◆ The request:
Print the data exactly, leaving nothing out.

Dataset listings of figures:
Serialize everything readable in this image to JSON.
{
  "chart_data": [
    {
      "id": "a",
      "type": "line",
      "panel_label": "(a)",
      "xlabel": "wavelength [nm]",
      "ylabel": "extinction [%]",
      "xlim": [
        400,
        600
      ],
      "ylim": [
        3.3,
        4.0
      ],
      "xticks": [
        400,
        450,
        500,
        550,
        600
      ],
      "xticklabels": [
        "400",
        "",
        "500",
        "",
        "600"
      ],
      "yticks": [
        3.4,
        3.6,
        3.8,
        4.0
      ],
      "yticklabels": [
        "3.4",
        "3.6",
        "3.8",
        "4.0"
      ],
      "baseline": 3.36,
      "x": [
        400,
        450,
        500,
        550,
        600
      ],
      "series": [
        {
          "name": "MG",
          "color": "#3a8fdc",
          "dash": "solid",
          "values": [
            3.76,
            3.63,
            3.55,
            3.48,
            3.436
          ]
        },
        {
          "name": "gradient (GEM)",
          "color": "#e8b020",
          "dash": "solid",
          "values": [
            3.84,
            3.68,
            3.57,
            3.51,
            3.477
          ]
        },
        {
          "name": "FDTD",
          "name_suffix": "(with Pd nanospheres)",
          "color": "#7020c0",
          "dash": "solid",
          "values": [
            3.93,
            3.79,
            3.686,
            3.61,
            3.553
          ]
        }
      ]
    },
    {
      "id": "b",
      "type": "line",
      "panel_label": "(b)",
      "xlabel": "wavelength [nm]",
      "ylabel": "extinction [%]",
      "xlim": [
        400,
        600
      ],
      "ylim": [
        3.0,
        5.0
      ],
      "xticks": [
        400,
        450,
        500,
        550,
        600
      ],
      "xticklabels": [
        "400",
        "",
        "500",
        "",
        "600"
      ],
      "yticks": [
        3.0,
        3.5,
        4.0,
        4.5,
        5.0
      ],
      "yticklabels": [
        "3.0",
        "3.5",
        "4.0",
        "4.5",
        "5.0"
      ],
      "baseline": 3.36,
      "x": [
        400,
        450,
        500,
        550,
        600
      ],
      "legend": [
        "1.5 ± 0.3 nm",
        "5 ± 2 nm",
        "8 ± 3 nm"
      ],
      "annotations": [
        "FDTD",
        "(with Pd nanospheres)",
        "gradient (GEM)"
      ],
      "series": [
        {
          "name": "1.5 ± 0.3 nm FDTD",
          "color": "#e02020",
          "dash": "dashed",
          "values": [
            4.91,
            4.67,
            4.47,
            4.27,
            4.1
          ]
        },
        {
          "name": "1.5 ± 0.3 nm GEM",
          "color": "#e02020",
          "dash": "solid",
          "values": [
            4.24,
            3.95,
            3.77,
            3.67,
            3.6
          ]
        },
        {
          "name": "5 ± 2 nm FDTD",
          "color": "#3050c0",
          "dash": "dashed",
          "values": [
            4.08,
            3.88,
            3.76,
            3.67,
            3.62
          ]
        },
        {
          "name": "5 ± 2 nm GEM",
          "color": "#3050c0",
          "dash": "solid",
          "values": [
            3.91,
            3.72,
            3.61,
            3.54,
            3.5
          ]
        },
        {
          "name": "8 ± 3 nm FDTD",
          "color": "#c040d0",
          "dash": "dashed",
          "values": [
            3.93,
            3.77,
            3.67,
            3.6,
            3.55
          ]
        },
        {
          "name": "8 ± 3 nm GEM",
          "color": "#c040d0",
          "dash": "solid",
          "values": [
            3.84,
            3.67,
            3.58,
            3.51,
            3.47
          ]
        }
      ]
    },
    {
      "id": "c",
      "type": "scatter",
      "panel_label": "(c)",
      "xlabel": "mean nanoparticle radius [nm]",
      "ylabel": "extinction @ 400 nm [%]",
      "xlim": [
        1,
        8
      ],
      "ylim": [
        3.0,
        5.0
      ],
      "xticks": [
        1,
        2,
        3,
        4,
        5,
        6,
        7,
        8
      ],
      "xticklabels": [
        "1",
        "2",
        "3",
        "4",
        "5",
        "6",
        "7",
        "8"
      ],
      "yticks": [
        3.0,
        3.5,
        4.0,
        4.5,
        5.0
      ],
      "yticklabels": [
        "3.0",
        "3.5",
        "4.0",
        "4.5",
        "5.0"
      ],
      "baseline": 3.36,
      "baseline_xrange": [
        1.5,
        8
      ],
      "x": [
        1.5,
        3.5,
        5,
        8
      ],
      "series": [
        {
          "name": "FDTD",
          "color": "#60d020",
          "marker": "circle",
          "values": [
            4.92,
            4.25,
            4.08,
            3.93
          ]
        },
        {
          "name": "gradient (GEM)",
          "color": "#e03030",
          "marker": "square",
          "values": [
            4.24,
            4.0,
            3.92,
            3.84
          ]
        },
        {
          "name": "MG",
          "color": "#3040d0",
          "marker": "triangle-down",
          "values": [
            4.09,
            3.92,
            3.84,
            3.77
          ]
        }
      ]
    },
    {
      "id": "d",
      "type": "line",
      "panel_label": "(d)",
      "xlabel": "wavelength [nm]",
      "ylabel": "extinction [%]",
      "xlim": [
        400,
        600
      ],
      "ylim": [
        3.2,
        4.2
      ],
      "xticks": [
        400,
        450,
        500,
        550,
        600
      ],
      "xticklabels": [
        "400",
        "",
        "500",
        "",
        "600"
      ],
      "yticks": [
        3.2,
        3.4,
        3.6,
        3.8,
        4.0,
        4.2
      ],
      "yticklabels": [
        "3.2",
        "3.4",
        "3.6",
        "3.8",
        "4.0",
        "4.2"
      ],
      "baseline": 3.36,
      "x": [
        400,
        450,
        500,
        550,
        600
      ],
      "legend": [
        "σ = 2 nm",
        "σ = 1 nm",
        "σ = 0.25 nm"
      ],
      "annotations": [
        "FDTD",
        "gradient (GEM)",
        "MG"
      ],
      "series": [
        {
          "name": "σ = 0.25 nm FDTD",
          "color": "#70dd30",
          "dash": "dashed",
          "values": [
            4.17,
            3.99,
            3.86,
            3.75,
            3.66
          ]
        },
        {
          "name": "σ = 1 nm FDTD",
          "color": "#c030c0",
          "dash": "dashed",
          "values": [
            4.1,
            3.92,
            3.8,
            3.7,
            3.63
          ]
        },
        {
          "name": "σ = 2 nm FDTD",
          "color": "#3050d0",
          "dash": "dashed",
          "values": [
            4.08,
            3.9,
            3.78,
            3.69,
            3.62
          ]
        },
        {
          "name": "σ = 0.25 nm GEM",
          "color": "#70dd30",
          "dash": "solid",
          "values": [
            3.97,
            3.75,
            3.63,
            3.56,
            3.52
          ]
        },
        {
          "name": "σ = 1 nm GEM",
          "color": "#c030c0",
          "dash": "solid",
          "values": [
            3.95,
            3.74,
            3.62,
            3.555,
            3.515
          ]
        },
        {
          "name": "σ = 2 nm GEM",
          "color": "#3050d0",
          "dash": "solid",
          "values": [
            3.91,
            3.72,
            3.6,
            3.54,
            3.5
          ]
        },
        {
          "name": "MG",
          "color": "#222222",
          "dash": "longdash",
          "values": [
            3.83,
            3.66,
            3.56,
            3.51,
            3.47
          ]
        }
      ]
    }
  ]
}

◆ Answer to the task:
Serialize everything readable in this image to JSON.
{
  "chart_data": [
    {
      "id": "a",
      "type": "line",
      "panel_label": "(a)",
      "xlabel": "wavelength [nm]",
      "ylabel": "extinction [%]",
      "xlim": [
        400,
        600
      ],
      "ylim": [
        3.3,
        4.0
      ],
      "xticks": [
        400,
        450,
        500,
        550,
        600
      ],
      "xticklabels": [
        "400",
        "",
        "500",
        "",
        "600"
      ],
      "yticks": [
        3.4,
        3.6,
        3.8,
        4.0
      ],
      "yticklabels": [
        "3.4",
        "3.6",
        "3.8",
        "4.0"
      ],
      "baseline": 3.36,
      "x": [
        400,
        450,
        500,
        550,
        600
      ],
      "series": [
        {
          "name": "MG",
          "color": "#3a8fdc",
          "dash": "solid",
          "values": [
            3.76,
            3.63,
            3.55,
            3.48,
            3.436
          ]
        },
        {
          "name": "gradient (GEM)",
          "color": "#e8b020",
          "dash": "solid",
          "values": [
            3.84,
            3.68,
            3.57,
            3.51,
            3.477
          ]
        },
        {
          "name": "FDTD",
          "name_suffix": "(with Pd nanospheres)",
          "color": "#7020c0",
          "dash": "solid",
          "values": [
            3.93,
            3.79,
            3.686,
            3.61,
            3.553
          ]
        }
      ]
    },
    {
      "id": "b",
      "type": "line",
      "panel_label": "(b)",
      "xlabel": "wavelength [nm]",
      "ylabel": "extinction [%]",
      "xlim": [
        400,
        600
      ],
      "ylim": [
        3.0,
        5.0
      ],
      "xticks": [
        400,
        450,
        500,
        550,
        600
      ],
      "xticklabels": [
        "400",
        "",
        "500",
        "",
        "600"
      ],
      "yticks": [
        3.0,
        3.5,
        4.0,
        4.5,
        5.0
      ],
      "yticklabels": [
        "3.0",
        "3.5",
        "4.0",
        "4.5",
        "5.0"
      ],
      "baseline": 3.36,
      "x": [
        400,
        450,
        500,
        550,
        600
      ],
      "legend": [
        "1.5 ± 0.3 nm",
        "5 ± 2 nm",
        "8 ± 3 nm"
      ],
      "annotations": [
        "FDTD",
        "(with Pd nanospheres)",
        "gradient (GEM)"
      ],
      "series": [
        {
          "name": "1.5 ± 0.3 nm FDTD",
          "color": "#e02020",
          "dash": "dashed",
          "values": [
            4.91,
            4.67,
            4.47,
            4.27,
            4.1
          ]
        },
        {
          "name": "1.5 ± 0.3 nm GEM",
          "color": "#e02020",
          "dash": "solid",
          "values": [
            4.24,
            3.95,
            3.77,
            3.67,
            3.6
          ]
        },
        {
          "name": "5 ± 2 nm FDTD",
          "color": "#3050c0",
          "dash": "dashed",
          "values": [
            4.08,
            3.88,
            3.76,
            3.67,
            3.62
          ]
        },
        {
          "name": "5 ± 2 nm GEM",
          "color": "#3050c0",
          "dash": "solid",
          "values": [
            3.91,
            3.72,
            3.61,
            3.54,
            3.5
          ]
        },
        {
          "name": "8 ± 3 nm FDTD",
          "color": "#c040d0",
          "dash": "dashed",
          "values": [
            3.93,
            3.77,
            3.67,
            3.6,
            3.55
          ]
        },
        {
          "name": "8 ± 3 nm GEM",
          "color": "#c040d0",
          "dash": "solid",
          "values": [
            3.84,
            3.67,
            3.58,
            3.51,
            3.47
          ]
        }
      ]
    },
    {
      "id": "c",
      "type": "scatter",
      "panel_label": "(c)",
      "xlabel": "mean nanoparticle radius [nm]",
      "ylabel": "extinction @ 400 nm [%]",
      "xlim": [
        1,
        8
      ],
      "ylim": [
        3.0,
        5.0
      ],
      "xticks": [
        1,
        2,
        3,
        4,
        5,
        6,
        7,
        8
      ],
      "xticklabels": [
        "1",
        "2",
        "3",
        "4",
        "5",
        "6",
        "7",
        "8"
      ],
      "yticks": [
        3.0,
        3.5,
        4.0,
        4.5,
        5.0
      ],
      "yticklabels": [
        "3.0",
        "3.5",
        "4.0",
        "4.5",
        "5.0"
      ],
      "baseline": 3.36,
      "baseline_xrange": [
        1.5,
        8
      ],
      "x": [
        1.5,
        3.5,
        5,
        8
      ],
      "series": [
        {
          "name": "FDTD",
          "color": "#60d020",
          "marker": "circle",
          "values": [
            4.92,
            4.25,
            4.08,
            3.93
          ]
        },
        {
          "name": "gradient (GEM)",
          "color": "#e03030",
          "marker": "square",
          "values": [
            4.24,
            4.0,
            3.92,
            3.84
          ]
        },
        {
          "name": "MG",
          "color": "#3040d0",
          "marker": "triangle-down",
          "values": [
            4.09,
            3.92,
            3.84,
            3.77
          ]
        }
      ]
    },
    {
      "id": "d",
      "type": "line",
      "panel_label": "(d)",
      "xlabel": "wavelength [nm]",
      "ylabel": "extinction [%]",
      "xlim": [
        400,
        600
      ],
      "ylim": [
        3.2,
        4.2
      ],
      "xticks": [
        400,
        450,
        500,
        550,
        600
      ],
      "xticklabels": [
        "400",
        "",
        "500",
        "",
        "600"
      ],
      "yticks": [
        3.2,
        3.4,
        3.6,
        3.8,
        4.0,
        4.2
      ],
      "yticklabels": [
        "3.2",
        "3.4",
        "3.6",
        "3.8",
        "4.0",
        "4.2"
      ],
      "baseline": 3.36,
      "x": [
        400,
        450,
        500,
        550,
        600
      ],
      "legend": [
        "σ = 2 nm",
        "σ = 1 nm",
        "σ = 0.25 nm"
      ],
      "annotations": [
        "FDTD",
        "gradient (GEM)",
        "MG"
      ],
      "series": [
        {
          "name": "σ = 0.25 nm FDTD",
          "color": "#70dd30",
          "dash": "dashed",
          "values": [
            4.17,
            3.99,
            3.86,
            3.75,
            3.66
          ]
        },
        {
          "name": "σ = 1 nm FDTD",
          "color": "#c030c0",
          "dash": "dashed",
          "values": [
            4.1,
            3.92,
            3.8,
            3.7,
            3.63
          ]
        },
        {
          "name": "σ = 2 nm FDTD",
          "color": "#3050d0",
          "dash": "dashed",
          "values": [
            4.08,
            3.9,
            3.78,
            3.69,
            3.62
          ]
        },
        {
          "name": "σ = 0.25 nm GEM",
          "color": "#70dd30",
          "dash": "solid",
          "values": [
            3.97,
            3.75,
            3.63,
            3.56,
            3.52
          ]
        },
        {
          "name": "σ = 1 nm GEM",
          "color": "#c030c0",
          "dash": "solid",
          "values": [
            3.95,
            3.74,
            3.62,
            3.555,
            3.515
          ]
        },
        {
          "name": "σ = 2 nm GEM",
          "color": "#3050d0",
          "dash": "solid",
          "values": [
            3.91,
            3.72,
            3.6,
            3.54,
            3.5
          ]
        },
        {
          "name": "MG",
          "color": "#222222",
          "dash": "longdash",
          "values": [
            3.83,
            3.66,
            3.56,
            3.51,
            3.47
          ]
        }
      ]
    }
  ]
}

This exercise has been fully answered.